**Exercise**
Scan the records and identify every line in which the string "adatai" occurs, then return those lines.

Dataset items
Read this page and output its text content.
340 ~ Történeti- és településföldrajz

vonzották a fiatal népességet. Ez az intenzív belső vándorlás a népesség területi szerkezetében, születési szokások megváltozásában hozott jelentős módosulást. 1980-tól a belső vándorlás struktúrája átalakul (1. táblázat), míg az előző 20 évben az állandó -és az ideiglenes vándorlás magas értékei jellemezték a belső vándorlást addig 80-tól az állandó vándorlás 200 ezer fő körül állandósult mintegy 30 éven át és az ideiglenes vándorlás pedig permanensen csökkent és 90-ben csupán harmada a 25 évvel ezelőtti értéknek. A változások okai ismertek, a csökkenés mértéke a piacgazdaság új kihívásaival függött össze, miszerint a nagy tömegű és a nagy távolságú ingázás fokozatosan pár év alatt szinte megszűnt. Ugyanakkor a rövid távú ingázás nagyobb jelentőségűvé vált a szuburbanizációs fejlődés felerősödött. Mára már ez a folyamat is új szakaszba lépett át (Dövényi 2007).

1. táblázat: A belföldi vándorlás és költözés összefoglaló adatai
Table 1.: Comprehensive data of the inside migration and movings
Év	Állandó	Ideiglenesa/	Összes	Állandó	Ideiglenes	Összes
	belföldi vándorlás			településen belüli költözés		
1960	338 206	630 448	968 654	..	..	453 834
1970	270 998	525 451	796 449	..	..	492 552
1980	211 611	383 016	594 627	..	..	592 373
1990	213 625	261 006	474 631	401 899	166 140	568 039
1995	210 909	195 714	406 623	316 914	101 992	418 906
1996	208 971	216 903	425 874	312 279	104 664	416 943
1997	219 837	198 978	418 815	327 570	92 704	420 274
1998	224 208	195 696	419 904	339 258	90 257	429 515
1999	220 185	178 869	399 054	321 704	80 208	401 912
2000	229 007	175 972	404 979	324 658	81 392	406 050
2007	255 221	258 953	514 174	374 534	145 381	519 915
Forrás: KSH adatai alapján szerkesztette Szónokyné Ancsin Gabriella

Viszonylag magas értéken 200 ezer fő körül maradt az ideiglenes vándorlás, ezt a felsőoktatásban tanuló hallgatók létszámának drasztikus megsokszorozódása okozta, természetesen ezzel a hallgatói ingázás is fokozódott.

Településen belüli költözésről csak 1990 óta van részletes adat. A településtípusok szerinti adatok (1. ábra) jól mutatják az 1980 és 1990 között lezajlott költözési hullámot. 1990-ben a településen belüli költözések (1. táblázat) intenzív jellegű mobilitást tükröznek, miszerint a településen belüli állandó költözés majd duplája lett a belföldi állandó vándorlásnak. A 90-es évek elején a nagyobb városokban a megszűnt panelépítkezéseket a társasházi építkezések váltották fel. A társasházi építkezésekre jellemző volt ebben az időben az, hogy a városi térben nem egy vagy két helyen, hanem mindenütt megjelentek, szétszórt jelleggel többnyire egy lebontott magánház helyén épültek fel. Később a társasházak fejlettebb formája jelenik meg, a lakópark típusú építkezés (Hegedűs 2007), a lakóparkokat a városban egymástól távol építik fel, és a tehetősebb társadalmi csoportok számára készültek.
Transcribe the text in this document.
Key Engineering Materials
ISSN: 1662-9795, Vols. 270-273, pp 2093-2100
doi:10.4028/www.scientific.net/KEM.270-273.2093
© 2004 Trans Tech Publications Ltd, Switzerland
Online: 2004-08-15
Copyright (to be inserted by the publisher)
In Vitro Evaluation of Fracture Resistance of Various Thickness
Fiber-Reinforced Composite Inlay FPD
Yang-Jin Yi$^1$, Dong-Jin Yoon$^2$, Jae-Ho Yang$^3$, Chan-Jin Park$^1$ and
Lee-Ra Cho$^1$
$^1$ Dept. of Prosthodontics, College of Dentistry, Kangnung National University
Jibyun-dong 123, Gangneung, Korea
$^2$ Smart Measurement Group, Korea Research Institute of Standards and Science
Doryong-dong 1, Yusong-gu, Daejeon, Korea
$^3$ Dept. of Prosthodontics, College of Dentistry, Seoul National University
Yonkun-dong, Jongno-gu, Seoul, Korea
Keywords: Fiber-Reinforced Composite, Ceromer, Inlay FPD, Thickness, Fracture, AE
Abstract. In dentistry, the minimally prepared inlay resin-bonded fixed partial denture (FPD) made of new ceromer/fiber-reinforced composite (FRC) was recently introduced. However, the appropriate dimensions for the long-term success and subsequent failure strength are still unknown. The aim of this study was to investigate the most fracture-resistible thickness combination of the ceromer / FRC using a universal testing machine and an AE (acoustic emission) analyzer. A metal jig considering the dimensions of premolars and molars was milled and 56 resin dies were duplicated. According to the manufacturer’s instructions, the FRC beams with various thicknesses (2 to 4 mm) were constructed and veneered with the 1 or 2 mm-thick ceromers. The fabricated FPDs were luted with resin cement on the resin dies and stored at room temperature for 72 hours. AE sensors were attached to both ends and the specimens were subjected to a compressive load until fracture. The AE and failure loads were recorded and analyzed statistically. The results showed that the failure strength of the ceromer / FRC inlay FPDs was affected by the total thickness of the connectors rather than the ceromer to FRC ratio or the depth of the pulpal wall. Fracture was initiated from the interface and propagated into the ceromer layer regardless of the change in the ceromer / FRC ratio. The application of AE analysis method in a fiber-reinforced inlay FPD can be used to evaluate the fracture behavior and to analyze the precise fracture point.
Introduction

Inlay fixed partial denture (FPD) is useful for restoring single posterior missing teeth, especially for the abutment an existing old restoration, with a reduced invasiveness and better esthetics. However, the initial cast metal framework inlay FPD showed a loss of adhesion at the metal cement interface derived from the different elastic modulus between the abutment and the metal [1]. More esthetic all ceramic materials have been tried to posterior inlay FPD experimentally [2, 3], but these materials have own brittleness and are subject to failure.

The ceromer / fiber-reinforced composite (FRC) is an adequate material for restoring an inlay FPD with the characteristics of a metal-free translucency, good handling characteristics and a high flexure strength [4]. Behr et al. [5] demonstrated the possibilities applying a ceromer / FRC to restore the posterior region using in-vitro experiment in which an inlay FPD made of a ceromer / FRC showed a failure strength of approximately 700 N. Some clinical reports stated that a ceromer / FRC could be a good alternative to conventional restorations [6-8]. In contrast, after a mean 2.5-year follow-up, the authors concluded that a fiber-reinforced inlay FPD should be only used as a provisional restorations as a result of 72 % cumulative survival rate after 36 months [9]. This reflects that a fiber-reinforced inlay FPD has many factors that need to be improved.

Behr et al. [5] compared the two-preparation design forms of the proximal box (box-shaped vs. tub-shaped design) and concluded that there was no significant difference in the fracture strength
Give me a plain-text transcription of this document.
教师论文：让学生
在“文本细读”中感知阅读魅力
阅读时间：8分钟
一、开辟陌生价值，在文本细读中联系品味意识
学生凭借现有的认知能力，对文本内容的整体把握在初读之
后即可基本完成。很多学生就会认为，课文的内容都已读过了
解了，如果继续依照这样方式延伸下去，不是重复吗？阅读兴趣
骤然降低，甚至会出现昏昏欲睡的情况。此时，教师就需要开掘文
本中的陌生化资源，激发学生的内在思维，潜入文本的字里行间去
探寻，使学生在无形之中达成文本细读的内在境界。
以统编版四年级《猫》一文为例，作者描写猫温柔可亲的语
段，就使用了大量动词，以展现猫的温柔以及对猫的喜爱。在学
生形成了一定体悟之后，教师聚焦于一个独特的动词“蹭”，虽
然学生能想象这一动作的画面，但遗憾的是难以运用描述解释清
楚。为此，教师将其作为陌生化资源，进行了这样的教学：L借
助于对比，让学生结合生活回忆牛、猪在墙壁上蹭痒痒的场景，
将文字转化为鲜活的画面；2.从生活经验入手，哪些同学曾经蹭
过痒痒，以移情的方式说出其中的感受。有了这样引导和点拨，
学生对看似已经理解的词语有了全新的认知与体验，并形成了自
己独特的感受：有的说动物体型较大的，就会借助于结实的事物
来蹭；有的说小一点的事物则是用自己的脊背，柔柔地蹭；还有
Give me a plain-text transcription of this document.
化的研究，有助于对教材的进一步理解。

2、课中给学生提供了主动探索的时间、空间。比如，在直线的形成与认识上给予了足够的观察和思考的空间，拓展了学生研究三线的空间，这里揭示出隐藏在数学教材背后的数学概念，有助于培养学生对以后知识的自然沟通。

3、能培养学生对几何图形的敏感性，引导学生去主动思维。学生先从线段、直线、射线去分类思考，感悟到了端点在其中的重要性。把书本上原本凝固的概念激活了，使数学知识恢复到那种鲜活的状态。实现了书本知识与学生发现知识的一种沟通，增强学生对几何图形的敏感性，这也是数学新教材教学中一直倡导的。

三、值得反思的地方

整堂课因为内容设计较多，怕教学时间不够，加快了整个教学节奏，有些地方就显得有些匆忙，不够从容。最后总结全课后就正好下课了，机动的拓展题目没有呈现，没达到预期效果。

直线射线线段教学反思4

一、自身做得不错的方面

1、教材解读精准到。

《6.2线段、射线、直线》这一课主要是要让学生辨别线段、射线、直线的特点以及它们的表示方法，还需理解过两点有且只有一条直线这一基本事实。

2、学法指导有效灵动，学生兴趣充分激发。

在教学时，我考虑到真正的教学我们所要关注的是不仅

**Written answer**
1. táblázat: A belföldi vándorlás és költözés összefoglaló adatai
Forrás: KSH adatai alapján szerkesztette Szónokyné Ancsin Gabriella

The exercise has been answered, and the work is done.